Start Available data
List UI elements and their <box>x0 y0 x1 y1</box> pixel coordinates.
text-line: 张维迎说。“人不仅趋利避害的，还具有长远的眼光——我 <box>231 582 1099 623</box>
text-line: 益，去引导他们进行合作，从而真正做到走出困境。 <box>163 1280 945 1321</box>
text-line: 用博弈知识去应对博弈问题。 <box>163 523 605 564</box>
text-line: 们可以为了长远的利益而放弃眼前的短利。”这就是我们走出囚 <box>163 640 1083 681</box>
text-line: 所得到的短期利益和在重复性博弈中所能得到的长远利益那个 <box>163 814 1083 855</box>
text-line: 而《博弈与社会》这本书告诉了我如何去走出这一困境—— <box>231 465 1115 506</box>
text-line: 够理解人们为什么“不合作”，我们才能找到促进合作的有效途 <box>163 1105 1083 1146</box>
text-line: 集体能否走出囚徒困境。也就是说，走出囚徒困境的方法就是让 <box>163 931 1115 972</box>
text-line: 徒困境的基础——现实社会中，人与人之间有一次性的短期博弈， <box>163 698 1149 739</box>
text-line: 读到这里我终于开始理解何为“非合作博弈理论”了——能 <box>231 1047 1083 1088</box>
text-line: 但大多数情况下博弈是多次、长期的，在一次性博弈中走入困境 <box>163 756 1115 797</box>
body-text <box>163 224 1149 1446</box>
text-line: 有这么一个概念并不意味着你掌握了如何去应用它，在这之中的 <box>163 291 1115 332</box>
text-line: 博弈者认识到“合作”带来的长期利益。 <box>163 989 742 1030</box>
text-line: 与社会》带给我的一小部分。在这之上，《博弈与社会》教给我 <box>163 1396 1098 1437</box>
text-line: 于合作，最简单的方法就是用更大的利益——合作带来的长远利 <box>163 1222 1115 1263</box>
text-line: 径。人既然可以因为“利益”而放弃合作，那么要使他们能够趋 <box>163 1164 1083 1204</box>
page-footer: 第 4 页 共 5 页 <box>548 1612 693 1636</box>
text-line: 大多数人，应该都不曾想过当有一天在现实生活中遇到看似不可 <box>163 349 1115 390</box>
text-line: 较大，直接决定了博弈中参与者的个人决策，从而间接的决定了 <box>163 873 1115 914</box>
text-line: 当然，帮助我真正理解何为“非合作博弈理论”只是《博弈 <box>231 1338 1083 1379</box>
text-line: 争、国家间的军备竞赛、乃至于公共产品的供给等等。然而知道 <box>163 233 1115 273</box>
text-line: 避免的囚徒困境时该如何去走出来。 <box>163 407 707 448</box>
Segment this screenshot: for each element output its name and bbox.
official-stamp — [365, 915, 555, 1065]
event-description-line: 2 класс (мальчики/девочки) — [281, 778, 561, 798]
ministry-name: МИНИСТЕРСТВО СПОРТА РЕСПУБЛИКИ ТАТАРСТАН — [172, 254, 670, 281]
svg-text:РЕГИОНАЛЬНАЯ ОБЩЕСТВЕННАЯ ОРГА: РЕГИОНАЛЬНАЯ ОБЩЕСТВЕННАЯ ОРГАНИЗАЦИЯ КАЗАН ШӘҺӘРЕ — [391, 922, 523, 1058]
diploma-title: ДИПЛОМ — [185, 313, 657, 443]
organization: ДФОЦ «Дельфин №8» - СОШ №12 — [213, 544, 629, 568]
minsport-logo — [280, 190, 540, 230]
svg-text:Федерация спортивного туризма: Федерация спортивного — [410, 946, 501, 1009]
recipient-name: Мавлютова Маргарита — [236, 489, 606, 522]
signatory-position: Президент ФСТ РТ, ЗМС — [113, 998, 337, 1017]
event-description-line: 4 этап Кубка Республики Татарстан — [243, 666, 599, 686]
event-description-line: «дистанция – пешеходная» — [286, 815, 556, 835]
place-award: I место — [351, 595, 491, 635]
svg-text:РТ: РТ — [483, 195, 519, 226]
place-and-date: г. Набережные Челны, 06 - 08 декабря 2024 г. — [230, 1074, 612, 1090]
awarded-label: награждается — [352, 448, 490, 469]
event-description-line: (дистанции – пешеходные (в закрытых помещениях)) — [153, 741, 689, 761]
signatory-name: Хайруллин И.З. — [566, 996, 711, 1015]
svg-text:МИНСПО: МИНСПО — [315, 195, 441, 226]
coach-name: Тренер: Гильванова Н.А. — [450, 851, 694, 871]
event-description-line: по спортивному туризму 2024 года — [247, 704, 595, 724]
End Available data
Set task
Reproduce all of the material above line for line, keeping every character, coordinate and bracket unchanged.

Problem solution
List UI elements and their <box>x0 y0 x1 y1</box> pixel coordinates.
text-line: 张维迎说。“人不仅趋利避害的，还具有长远的眼光——我 <box>231 582 1099 623</box>
text-line: 益，去引导他们进行合作，从而真正做到走出困境。 <box>163 1280 945 1321</box>
text-line: 用博弈知识去应对博弈问题。 <box>163 523 605 564</box>
text-line: 们可以为了长远的利益而放弃眼前的短利。”这就是我们走出囚 <box>163 640 1083 681</box>
text-line: 所得到的短期利益和在重复性博弈中所能得到的长远利益那个 <box>163 814 1083 855</box>
text-line: 而《博弈与社会》这本书告诉了我如何去走出这一困境—— <box>231 465 1115 506</box>
text-line: 够理解人们为什么“不合作”，我们才能找到促进合作的有效途 <box>163 1105 1083 1146</box>
text-line: 集体能否走出囚徒困境。也就是说，走出囚徒困境的方法就是让 <box>163 931 1115 972</box>
text-line: 徒困境的基础——现实社会中，人与人之间有一次性的短期博弈， <box>163 698 1149 739</box>
text-line: 读到这里我终于开始理解何为“非合作博弈理论”了——能 <box>231 1047 1083 1088</box>
text-line: 但大多数情况下博弈是多次、长期的，在一次性博弈中走入困境 <box>163 756 1115 797</box>
body-text <box>163 224 1149 1446</box>
text-line: 有这么一个概念并不意味着你掌握了如何去应用它，在这之中的 <box>163 291 1115 332</box>
text-line: 博弈者认识到“合作”带来的长期利益。 <box>163 989 742 1030</box>
text-line: 与社会》带给我的一小部分。在这之上，《博弈与社会》教给我 <box>163 1396 1098 1437</box>
text-line: 于合作，最简单的方法就是用更大的利益——合作带来的长远利 <box>163 1222 1115 1263</box>
text-line: 径。人既然可以因为“利益”而放弃合作，那么要使他们能够趋 <box>163 1164 1083 1204</box>
page-footer: 第 4 页 共 5 页 <box>548 1612 693 1636</box>
text-line: 大多数人，应该都不曾想过当有一天在现实生活中遇到看似不可 <box>163 349 1115 390</box>
text-line: 较大，直接决定了博弈中参与者的个人决策，从而间接的决定了 <box>163 873 1115 914</box>
text-line: 当然，帮助我真正理解何为“非合作博弈理论”只是《博弈 <box>231 1338 1083 1379</box>
text-line: 争、国家间的军备竞赛、乃至于公共产品的供给等等。然而知道 <box>163 233 1115 273</box>
text-line: 避免的囚徒困境时该如何去走出来。 <box>163 407 707 448</box>
Segment this screenshot: for each element output its name and bbox.
official-stamp — [365, 915, 555, 1065]
event-description-line: 2 класс (мальчики/девочки) — [281, 778, 561, 798]
ministry-name: МИНИСТЕРСТВО СПОРТА РЕСПУБЛИКИ ТАТАРСТАН — [172, 254, 670, 281]
svg-text:РЕГИОНАЛЬНАЯ ОБЩЕСТВЕННАЯ ОРГА: РЕГИОНАЛЬНАЯ ОБЩЕСТВЕННАЯ ОРГАНИЗАЦИЯ КАЗАН ШӘҺӘРЕ — [391, 922, 523, 1058]
diploma-title: ДИПЛОМ — [185, 313, 657, 443]
organization: ДФОЦ «Дельфин №8» - СОШ №12 — [213, 544, 629, 568]
minsport-logo — [280, 190, 540, 230]
svg-text:Федерация спортивного туризма: Федерация спортивного — [410, 946, 501, 1009]
recipient-name: Мавлютова Маргарита — [236, 489, 606, 522]
signatory-position: Президент ФСТ РТ, ЗМС — [113, 998, 337, 1017]
event-description-line: 4 этап Кубка Республики Татарстан — [243, 666, 599, 686]
event-description-line: «дистанция – пешеходная» — [286, 815, 556, 835]
place-award: I место — [351, 595, 491, 635]
svg-text:РТ: РТ — [483, 195, 519, 226]
place-and-date: г. Набережные Челны, 06 - 08 декабря 2024 г. — [230, 1074, 612, 1090]
awarded-label: награждается — [352, 448, 490, 469]
event-description-line: (дистанции – пешеходные (в закрытых помещениях)) — [153, 741, 689, 761]
signatory-name: Хайруллин И.З. — [566, 996, 711, 1015]
svg-text:МИНСПО: МИНСПО — [315, 195, 441, 226]
coach-name: Тренер: Гильванова Н.А. — [450, 851, 694, 871]
event-description-line: по спортивному туризму 2024 года — [247, 704, 595, 724]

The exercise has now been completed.